(Written task):
Scan the data below for the string "JSON". Show every line where it turns up.

┌─ Material for this exercise

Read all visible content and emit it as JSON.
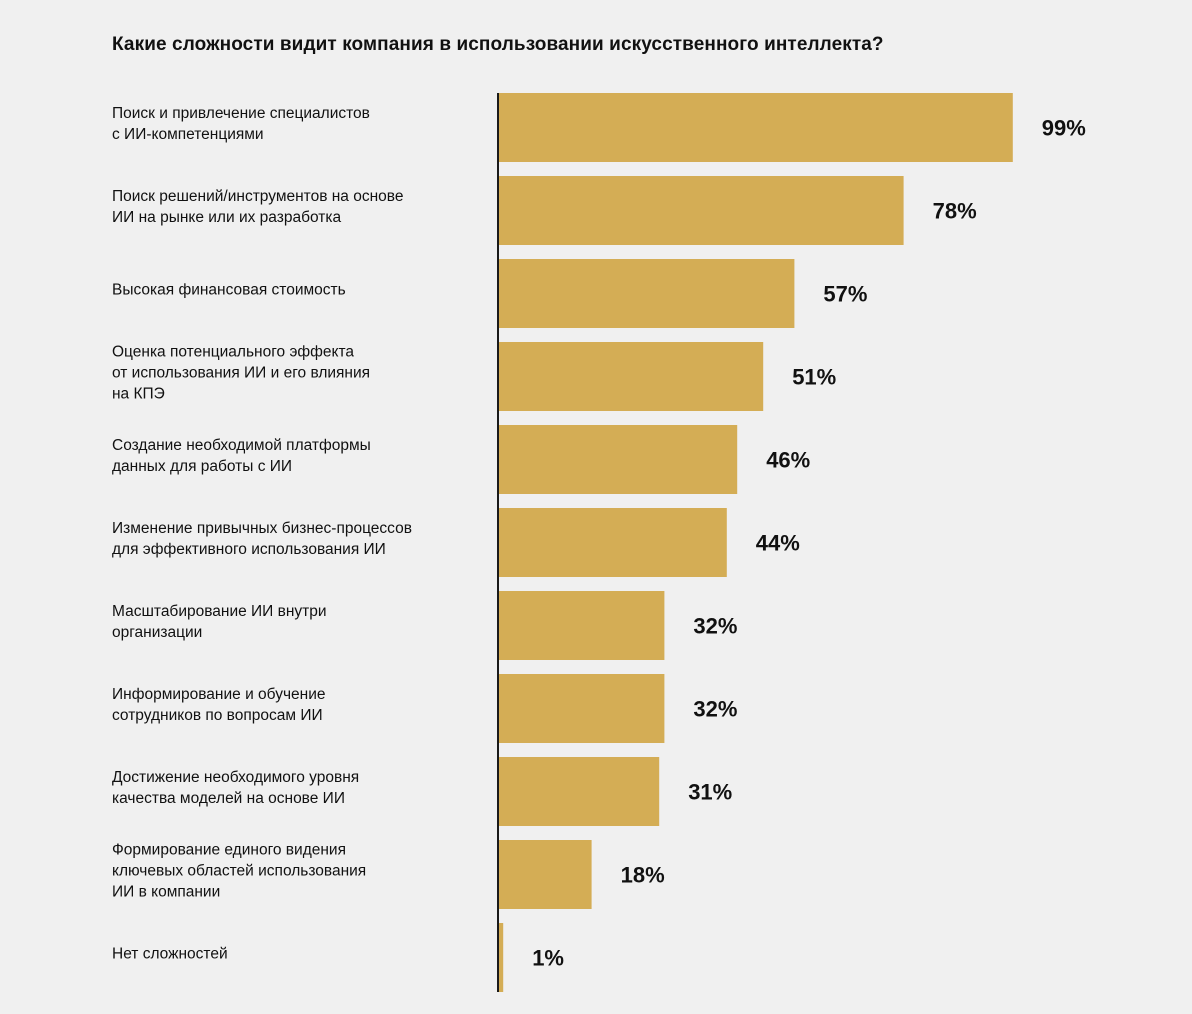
{
  "chart_data": {
    "type": "bar",
    "orientation": "horizontal",
    "title": "Какие сложности видит компания в использовании искусственного интеллекта?",
    "categories": [
      [
        "Поиск и привлечение специалистов",
        "с ИИ-компетенциями"
      ],
      [
        "Поиск решений/инструментов на основе",
        "ИИ на рынке или их разработка"
      ],
      [
        "Высокая финансовая стоимость"
      ],
      [
        "Оценка потенциального эффекта",
        "от использования ИИ и его влияния",
        "на КПЭ"
      ],
      [
        "Создание необходимой платформы",
        "данных для работы с ИИ"
      ],
      [
        "Изменение привычных бизнес-процессов",
        "для эффективного использования ИИ"
      ],
      [
        "Масштабирование ИИ внутри",
        "организации"
      ],
      [
        "Информирование и обучение",
        "сотрудников по вопросам ИИ"
      ],
      [
        "Достижение необходимого уровня",
        "качества моделей на основе ИИ"
      ],
      [
        "Формирование единого видения",
        "ключевых областей использования",
        "ИИ в компании"
      ],
      [
        "Нет сложностей"
      ]
    ],
    "values": [
      99,
      78,
      57,
      51,
      46,
      44,
      32,
      32,
      31,
      18,
      1
    ],
    "value_labels": [
      "99%",
      "78%",
      "57%",
      "51%",
      "46%",
      "44%",
      "32%",
      "32%",
      "31%",
      "18%",
      "1%"
    ],
    "xlim": [
      0,
      100
    ],
    "grid": false,
    "legend": "none",
    "colors": {
      "bar": "#d4ad55",
      "axis": "#1a1a1a",
      "text": "#111111",
      "background": "#f0f0f0"
    }
  }
}
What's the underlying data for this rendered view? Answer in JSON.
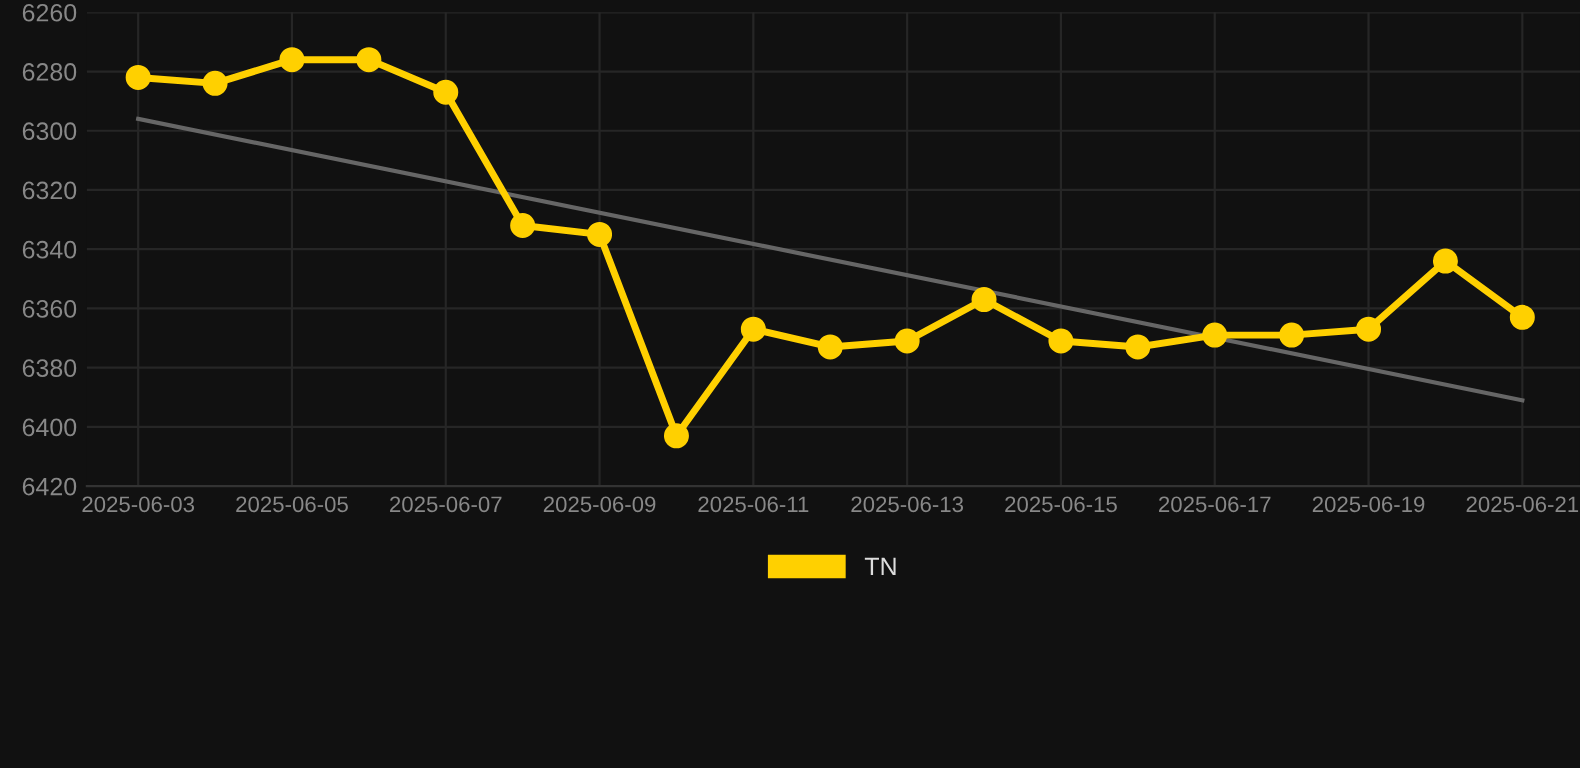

└─

(Finished task):
Read all visible content and emit it as JSON.
What's the underlying data for this rendered view? Answer in JSON.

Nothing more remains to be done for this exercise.